# Exercise task
Extract every record, exactly as written, and ignore the pictures.

[Stored records]
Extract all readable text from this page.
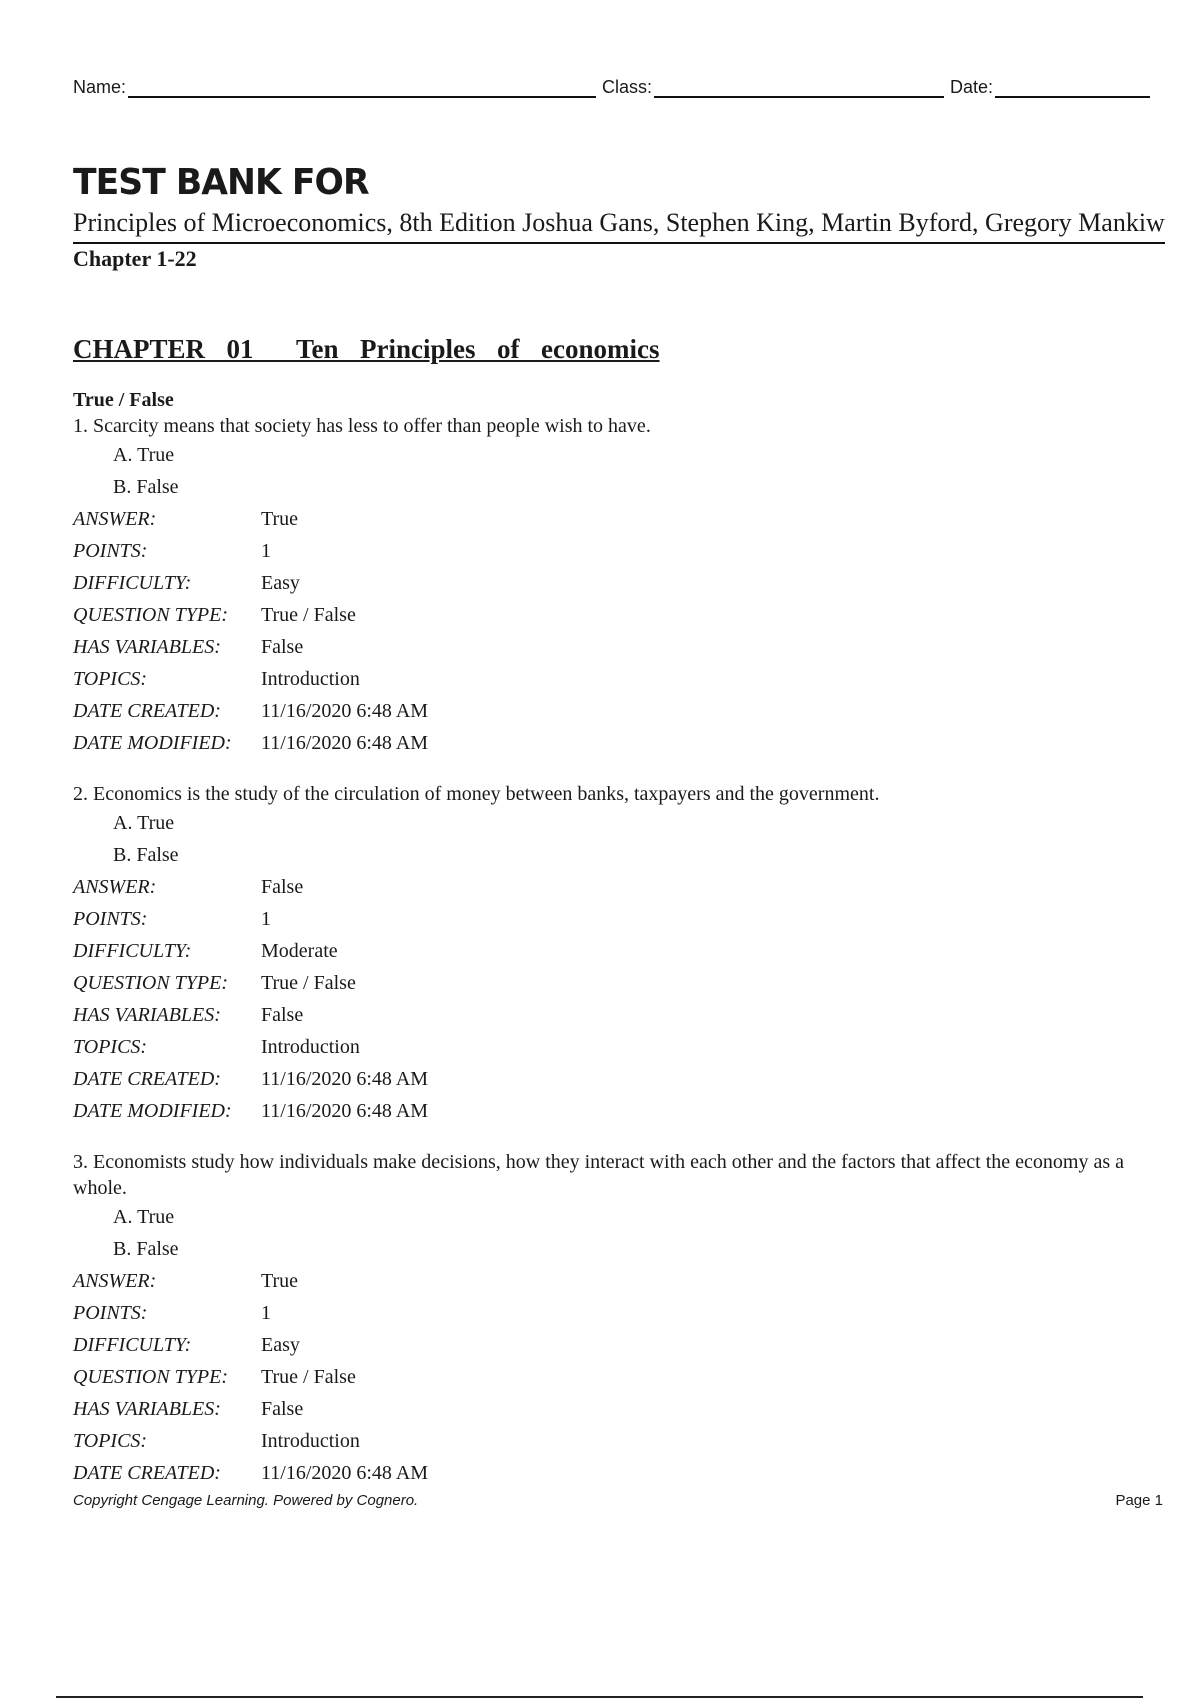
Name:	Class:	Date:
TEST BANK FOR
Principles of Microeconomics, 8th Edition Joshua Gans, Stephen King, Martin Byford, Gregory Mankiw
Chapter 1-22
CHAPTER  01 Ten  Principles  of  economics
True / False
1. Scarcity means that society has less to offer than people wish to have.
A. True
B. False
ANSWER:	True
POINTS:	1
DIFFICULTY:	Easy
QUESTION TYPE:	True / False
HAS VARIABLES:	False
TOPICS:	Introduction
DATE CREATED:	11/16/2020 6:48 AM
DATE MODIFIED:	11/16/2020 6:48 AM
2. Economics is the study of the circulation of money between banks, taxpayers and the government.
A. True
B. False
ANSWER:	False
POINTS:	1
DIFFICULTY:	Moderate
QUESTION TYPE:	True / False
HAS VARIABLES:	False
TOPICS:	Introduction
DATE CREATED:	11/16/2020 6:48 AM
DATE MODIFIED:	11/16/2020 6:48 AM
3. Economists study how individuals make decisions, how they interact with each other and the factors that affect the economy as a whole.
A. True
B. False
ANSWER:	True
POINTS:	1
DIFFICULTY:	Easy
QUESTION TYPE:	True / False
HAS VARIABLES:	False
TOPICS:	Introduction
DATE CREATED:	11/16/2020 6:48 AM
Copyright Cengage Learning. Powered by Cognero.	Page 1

# Response below
Extract all readable text from this page.
Name:	Class:	Date:
TEST BANK FOR
Principles of Microeconomics, 8th Edition Joshua Gans, Stephen King, Martin Byford, Gregory Mankiw
Chapter 1-22
CHAPTER  01 Ten  Principles  of  economics
True / False
1. Scarcity means that society has less to offer than people wish to have.
A. True
B. False
ANSWER:	True
POINTS:	1
DIFFICULTY:	Easy
QUESTION TYPE:	True / False
HAS VARIABLES:	False
TOPICS:	Introduction
DATE CREATED:	11/16/2020 6:48 AM
DATE MODIFIED:	11/16/2020 6:48 AM
2. Economics is the study of the circulation of money between banks, taxpayers and the government.
A. True
B. False
ANSWER:	False
POINTS:	1
DIFFICULTY:	Moderate
QUESTION TYPE:	True / False
HAS VARIABLES:	False
TOPICS:	Introduction
DATE CREATED:	11/16/2020 6:48 AM
DATE MODIFIED:	11/16/2020 6:48 AM
3. Economists study how individuals make decisions, how they interact with each other and the factors that affect the economy as a whole.
A. True
B. False
ANSWER:	True
POINTS:	1
DIFFICULTY:	Easy
QUESTION TYPE:	True / False
HAS VARIABLES:	False
TOPICS:	Introduction
DATE CREATED:	11/16/2020 6:48 AM
Copyright Cengage Learning. Powered by Cognero.	Page 1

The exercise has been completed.